Recorded data
__________

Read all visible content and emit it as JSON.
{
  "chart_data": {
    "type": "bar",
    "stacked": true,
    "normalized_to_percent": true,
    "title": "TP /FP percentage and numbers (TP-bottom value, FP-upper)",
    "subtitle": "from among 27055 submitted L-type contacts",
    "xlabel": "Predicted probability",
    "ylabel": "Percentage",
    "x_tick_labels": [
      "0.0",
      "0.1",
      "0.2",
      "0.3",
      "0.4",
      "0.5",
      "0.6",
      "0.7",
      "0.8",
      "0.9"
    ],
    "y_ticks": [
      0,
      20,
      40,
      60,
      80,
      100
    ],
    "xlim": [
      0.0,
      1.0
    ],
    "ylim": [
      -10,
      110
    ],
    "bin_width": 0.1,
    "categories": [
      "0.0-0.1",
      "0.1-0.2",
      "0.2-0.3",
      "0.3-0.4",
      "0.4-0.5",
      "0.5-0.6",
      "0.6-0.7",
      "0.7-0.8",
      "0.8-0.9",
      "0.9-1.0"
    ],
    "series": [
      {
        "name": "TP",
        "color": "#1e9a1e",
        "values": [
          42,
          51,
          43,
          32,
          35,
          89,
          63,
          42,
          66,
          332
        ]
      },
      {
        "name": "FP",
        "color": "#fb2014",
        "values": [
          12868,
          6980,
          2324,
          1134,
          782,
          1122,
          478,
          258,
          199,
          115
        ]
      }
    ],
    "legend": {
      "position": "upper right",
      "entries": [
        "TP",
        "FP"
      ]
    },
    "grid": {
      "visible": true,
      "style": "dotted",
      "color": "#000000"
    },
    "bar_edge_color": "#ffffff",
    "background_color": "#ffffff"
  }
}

__________

§ SHORT EXERCISE
Repeat the material word for word, in full.

§ SOLUTION
Read all visible content and emit it as JSON.
{
  "chart_data": {
    "type": "bar",
    "stacked": true,
    "normalized_to_percent": true,
    "title": "TP /FP percentage and numbers (TP-bottom value, FP-upper)",
    "subtitle": "from among 27055 submitted L-type contacts",
    "xlabel": "Predicted probability",
    "ylabel": "Percentage",
    "x_tick_labels": [
      "0.0",
      "0.1",
      "0.2",
      "0.3",
      "0.4",
      "0.5",
      "0.6",
      "0.7",
      "0.8",
      "0.9"
    ],
    "y_ticks": [
      0,
      20,
      40,
      60,
      80,
      100
    ],
    "xlim": [
      0.0,
      1.0
    ],
    "ylim": [
      -10,
      110
    ],
    "bin_width": 0.1,
    "categories": [
      "0.0-0.1",
      "0.1-0.2",
      "0.2-0.3",
      "0.3-0.4",
      "0.4-0.5",
      "0.5-0.6",
      "0.6-0.7",
      "0.7-0.8",
      "0.8-0.9",
      "0.9-1.0"
    ],
    "series": [
      {
        "name": "TP",
        "color": "#1e9a1e",
        "values": [
          42,
          51,
          43,
          32,
          35,
          89,
          63,
          42,
          66,
          332
        ]
      },
      {
        "name": "FP",
        "color": "#fb2014",
        "values": [
          12868,
          6980,
          2324,
          1134,
          782,
          1122,
          478,
          258,
          199,
          115
        ]
      }
    ],
    "legend": {
      "position": "upper right",
      "entries": [
        "TP",
        "FP"
      ]
    },
    "grid": {
      "visible": true,
      "style": "dotted",
      "color": "#000000"
    },
    "bar_edge_color": "#ffffff",
    "background_color": "#ffffff"
  }
}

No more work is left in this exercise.